## PROBLEM DESCRIPTION
Reproduce each line exactly. Skip none.

— start ROWS —

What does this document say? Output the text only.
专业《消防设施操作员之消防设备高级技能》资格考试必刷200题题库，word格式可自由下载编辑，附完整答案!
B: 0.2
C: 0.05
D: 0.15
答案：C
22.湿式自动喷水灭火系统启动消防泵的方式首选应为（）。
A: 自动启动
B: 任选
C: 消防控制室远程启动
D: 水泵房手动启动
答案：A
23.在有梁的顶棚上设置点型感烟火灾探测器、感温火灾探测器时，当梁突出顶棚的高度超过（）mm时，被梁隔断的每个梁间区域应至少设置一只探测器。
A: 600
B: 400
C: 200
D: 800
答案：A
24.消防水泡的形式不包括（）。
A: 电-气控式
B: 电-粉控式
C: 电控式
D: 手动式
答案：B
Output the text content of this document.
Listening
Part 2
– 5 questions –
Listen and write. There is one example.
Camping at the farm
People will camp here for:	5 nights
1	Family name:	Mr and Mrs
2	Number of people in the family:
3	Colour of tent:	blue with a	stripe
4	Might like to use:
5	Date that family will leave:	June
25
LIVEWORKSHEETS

— end ROWS —

## PROBLEM SOLUTION
What does this document say? Output the text only.
专业《消防设施操作员之消防设备高级技能》资格考试必刷200题题库，word格式可自由下载编辑，附完整答案!
B: 0.2
C: 0.05
D: 0.15
答案：C
22.湿式自动喷水灭火系统启动消防泵的方式首选应为（）。
A: 自动启动
B: 任选
C: 消防控制室远程启动
D: 水泵房手动启动
答案：A
23.在有梁的顶棚上设置点型感烟火灾探测器、感温火灾探测器时，当梁突出顶棚的高度超过（）mm时，被梁隔断的每个梁间区域应至少设置一只探测器。
A: 600
B: 400
C: 200
D: 800
答案：A
24.消防水泡的形式不包括（）。
A: 电-气控式
B: 电-粉控式
C: 电控式
D: 手动式
答案：B
Output the text content of this document.
Listening
Part 2
– 5 questions –
Listen and write. There is one example.
Camping at the farm
People will camp here for:	5 nights
1	Family name:	Mr and Mrs
2	Number of people in the family:
3	Colour of tent:	blue with a	stripe
4	Might like to use:
5	Date that family will leave:	June
25
LIVEWORKSHEETS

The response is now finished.